• EXERCISE INSTRUCTIONS: In the material below, the lines containing the word "what" are required; copy each of them.

####

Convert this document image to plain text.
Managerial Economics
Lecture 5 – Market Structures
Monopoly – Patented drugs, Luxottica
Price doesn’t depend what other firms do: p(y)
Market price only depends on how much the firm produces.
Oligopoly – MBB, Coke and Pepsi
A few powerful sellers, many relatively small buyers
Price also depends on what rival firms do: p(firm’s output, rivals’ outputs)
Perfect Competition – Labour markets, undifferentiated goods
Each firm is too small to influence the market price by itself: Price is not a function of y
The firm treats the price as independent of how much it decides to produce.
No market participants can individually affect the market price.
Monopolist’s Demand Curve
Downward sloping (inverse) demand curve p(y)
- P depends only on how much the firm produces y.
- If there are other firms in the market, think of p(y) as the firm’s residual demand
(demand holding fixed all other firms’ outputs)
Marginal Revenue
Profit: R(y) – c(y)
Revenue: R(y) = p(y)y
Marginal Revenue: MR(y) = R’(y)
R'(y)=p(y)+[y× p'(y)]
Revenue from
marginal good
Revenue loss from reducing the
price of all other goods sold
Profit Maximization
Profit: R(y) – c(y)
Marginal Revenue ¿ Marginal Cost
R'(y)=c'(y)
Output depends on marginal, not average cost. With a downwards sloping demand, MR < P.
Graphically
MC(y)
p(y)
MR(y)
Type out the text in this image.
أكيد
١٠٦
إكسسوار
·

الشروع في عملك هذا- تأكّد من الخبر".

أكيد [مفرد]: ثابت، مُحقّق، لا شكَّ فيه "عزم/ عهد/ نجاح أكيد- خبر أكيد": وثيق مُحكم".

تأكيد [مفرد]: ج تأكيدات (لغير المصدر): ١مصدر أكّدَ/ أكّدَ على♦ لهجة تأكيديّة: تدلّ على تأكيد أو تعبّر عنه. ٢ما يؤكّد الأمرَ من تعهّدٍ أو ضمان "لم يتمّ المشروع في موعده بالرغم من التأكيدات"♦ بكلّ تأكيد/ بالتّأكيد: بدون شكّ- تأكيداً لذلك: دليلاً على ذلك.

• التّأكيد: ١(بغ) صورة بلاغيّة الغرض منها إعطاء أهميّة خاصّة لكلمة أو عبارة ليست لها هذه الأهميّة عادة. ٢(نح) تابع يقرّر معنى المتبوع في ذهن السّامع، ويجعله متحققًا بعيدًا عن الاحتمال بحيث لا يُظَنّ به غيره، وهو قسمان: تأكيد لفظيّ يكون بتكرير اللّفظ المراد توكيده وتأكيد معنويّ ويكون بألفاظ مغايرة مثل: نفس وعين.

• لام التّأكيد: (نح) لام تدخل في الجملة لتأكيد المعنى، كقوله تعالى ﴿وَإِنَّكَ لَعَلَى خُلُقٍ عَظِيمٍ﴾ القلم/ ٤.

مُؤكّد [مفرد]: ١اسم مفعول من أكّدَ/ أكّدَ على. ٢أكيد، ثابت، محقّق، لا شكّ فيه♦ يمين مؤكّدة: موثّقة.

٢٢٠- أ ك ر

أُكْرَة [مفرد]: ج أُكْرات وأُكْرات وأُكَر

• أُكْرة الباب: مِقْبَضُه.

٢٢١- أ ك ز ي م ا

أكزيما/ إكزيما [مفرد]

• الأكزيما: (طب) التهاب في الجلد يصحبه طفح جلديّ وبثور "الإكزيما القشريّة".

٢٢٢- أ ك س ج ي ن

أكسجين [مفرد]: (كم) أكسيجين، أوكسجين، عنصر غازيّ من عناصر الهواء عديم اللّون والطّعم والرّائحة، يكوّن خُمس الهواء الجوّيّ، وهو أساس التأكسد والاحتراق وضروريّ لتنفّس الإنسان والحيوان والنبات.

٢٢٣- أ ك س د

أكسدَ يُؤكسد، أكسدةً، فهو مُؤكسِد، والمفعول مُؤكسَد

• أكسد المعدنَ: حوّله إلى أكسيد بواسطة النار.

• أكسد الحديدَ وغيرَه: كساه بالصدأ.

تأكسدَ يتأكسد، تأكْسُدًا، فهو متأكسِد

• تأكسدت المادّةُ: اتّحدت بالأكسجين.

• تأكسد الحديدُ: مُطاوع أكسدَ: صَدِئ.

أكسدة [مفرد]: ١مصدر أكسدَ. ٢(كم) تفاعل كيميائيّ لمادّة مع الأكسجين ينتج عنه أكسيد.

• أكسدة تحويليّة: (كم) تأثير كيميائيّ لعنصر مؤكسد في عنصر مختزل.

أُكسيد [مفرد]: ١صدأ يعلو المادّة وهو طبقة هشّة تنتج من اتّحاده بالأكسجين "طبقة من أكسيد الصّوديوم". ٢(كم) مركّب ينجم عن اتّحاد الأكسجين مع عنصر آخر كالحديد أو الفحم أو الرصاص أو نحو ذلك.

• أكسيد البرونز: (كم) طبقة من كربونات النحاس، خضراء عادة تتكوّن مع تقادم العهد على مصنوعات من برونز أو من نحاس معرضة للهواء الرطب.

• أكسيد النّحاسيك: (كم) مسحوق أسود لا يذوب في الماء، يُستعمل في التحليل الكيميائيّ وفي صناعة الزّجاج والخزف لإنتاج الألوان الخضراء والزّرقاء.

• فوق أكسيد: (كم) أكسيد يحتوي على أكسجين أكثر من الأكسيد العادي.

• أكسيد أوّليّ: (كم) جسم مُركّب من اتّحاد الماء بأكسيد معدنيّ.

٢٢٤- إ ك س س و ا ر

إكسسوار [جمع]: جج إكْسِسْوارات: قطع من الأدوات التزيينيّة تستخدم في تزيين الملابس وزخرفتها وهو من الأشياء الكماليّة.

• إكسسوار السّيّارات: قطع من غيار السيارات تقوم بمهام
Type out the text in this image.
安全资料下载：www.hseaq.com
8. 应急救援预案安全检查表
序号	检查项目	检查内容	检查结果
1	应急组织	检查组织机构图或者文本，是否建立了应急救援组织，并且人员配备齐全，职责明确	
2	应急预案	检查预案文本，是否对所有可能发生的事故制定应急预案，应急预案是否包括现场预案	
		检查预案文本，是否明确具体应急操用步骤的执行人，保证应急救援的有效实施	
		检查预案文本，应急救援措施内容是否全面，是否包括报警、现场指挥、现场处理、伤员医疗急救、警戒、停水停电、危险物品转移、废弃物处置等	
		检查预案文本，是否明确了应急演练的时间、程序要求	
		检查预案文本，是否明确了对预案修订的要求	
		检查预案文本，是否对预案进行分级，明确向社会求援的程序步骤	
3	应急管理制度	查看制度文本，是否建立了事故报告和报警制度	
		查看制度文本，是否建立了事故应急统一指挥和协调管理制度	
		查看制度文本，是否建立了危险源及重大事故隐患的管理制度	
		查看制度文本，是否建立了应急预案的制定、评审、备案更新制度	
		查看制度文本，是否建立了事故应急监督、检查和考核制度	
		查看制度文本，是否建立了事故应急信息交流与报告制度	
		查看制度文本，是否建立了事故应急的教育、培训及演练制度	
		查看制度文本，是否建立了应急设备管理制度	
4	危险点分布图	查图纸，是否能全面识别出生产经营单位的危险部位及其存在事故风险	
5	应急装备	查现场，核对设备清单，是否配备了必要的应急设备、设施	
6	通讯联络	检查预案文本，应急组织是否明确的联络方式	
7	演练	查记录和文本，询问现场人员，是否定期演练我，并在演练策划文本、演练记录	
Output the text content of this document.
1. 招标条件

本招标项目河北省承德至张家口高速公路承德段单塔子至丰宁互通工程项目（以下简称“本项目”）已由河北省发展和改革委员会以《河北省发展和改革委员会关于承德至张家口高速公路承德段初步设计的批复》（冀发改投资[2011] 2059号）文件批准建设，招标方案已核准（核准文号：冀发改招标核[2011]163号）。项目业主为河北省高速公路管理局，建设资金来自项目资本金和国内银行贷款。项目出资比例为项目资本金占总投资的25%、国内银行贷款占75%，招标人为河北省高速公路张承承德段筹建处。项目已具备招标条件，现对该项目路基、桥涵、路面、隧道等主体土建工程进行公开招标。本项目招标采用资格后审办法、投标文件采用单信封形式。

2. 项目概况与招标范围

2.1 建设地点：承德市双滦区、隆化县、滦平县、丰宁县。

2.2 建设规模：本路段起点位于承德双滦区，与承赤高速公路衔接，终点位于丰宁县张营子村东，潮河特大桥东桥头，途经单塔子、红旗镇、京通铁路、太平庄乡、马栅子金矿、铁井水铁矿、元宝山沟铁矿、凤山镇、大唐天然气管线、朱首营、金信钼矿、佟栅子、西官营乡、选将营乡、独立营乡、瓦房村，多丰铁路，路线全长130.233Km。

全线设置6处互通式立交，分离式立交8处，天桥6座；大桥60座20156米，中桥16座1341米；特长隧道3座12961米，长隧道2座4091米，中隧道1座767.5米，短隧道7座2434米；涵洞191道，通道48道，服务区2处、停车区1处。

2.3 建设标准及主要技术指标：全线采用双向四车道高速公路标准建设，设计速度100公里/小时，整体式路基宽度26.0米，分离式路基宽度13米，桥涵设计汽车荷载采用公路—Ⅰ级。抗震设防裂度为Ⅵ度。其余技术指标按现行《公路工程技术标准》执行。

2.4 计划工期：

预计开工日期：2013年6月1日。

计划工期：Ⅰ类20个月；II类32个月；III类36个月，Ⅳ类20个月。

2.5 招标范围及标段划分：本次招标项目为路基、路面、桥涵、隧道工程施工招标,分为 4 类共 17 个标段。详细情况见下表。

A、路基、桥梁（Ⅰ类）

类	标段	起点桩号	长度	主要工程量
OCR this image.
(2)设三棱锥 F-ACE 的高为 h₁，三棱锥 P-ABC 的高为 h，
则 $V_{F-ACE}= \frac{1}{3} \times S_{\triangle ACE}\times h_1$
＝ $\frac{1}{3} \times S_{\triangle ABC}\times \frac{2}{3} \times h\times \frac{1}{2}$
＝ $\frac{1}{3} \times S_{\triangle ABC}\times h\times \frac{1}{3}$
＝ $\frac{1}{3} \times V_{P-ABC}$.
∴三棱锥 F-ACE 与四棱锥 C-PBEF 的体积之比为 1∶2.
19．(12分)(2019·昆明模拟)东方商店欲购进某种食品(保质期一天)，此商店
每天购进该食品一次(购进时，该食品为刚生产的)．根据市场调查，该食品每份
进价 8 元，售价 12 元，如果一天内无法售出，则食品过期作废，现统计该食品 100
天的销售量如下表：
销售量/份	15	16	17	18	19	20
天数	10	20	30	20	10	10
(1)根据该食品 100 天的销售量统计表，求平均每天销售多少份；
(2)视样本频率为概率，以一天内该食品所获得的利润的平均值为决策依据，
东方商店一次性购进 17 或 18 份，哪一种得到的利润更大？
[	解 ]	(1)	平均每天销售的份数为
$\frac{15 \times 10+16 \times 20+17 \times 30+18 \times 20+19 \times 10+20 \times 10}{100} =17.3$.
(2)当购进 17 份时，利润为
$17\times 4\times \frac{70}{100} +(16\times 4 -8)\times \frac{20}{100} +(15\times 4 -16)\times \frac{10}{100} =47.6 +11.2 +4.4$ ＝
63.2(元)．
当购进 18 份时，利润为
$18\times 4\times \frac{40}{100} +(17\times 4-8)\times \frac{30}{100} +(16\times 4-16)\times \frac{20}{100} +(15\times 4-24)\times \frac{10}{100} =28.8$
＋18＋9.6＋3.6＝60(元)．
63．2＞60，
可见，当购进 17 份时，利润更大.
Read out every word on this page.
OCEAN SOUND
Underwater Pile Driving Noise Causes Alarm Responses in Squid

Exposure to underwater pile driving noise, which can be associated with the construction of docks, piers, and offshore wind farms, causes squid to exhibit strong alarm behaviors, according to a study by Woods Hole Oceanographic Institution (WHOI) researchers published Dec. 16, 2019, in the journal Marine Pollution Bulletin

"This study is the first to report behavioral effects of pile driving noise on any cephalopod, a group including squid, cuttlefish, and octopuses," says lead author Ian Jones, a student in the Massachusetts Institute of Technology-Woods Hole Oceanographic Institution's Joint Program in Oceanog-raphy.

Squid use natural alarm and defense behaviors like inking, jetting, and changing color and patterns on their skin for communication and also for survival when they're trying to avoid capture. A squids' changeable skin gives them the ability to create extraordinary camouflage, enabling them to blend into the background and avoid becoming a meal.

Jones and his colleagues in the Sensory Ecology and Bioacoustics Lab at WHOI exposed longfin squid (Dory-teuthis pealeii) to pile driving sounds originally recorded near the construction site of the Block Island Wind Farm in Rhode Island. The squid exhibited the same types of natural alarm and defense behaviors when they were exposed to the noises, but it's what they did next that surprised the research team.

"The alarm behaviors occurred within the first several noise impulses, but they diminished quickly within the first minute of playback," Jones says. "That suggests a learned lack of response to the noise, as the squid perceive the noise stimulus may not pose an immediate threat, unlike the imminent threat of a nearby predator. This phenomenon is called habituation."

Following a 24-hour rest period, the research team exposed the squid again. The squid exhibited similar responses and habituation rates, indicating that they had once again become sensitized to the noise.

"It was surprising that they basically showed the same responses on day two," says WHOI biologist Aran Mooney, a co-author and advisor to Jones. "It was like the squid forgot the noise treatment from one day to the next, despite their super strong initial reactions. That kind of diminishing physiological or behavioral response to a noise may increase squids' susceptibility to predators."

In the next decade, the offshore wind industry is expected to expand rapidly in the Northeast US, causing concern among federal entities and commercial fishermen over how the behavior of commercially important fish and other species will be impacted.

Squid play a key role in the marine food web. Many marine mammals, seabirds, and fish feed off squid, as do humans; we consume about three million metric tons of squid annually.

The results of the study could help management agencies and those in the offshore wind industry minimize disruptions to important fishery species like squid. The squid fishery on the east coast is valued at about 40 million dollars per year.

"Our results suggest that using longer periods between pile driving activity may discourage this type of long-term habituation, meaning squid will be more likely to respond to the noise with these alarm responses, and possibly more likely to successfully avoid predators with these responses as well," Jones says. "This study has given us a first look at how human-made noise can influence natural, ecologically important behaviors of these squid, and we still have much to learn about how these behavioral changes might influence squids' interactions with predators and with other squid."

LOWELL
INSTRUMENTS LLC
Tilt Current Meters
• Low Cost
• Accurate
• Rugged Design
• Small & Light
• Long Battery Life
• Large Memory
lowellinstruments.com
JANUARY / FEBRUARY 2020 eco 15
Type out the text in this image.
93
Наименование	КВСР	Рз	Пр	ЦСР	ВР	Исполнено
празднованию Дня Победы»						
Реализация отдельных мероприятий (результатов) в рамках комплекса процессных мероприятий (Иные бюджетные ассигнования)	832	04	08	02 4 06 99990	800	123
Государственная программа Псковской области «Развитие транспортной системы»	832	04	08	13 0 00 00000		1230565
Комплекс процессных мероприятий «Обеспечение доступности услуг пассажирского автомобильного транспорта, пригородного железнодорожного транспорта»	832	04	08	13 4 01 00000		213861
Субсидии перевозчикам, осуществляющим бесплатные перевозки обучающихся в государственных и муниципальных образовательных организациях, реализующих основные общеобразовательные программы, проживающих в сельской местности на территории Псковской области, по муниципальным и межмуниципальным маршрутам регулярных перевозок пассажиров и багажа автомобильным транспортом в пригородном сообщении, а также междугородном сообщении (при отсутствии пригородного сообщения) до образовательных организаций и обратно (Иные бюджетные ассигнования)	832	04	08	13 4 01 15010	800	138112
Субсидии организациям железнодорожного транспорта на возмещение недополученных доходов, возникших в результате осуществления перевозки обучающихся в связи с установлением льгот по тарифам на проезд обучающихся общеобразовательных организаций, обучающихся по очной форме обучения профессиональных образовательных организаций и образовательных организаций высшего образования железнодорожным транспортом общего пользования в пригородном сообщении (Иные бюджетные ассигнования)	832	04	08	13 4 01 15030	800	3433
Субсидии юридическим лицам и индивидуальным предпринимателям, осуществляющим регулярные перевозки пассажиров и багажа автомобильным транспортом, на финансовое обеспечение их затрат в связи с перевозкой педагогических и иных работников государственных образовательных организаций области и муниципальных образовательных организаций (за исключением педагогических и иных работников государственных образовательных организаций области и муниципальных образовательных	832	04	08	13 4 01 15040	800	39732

####

• ANSWER TO THIS TASK:
Price doesn’t depend what other firms do: p(y)
Price also depends on what rival firms do: p(firm’s output, rivals’ outputs)
Jones and his colleagues in the Sensory Ecology and Bioacoustics Lab at WHOI exposed longfin squid (Dory-teuthis pealeii) to pile driving sounds originally recorded near the construction site of the Block Island Wind Farm in Rhode Island. The squid exhibited the same types of natural alarm and defense behaviors when they were exposed to the noises, but it's what they did next that surprised the research team.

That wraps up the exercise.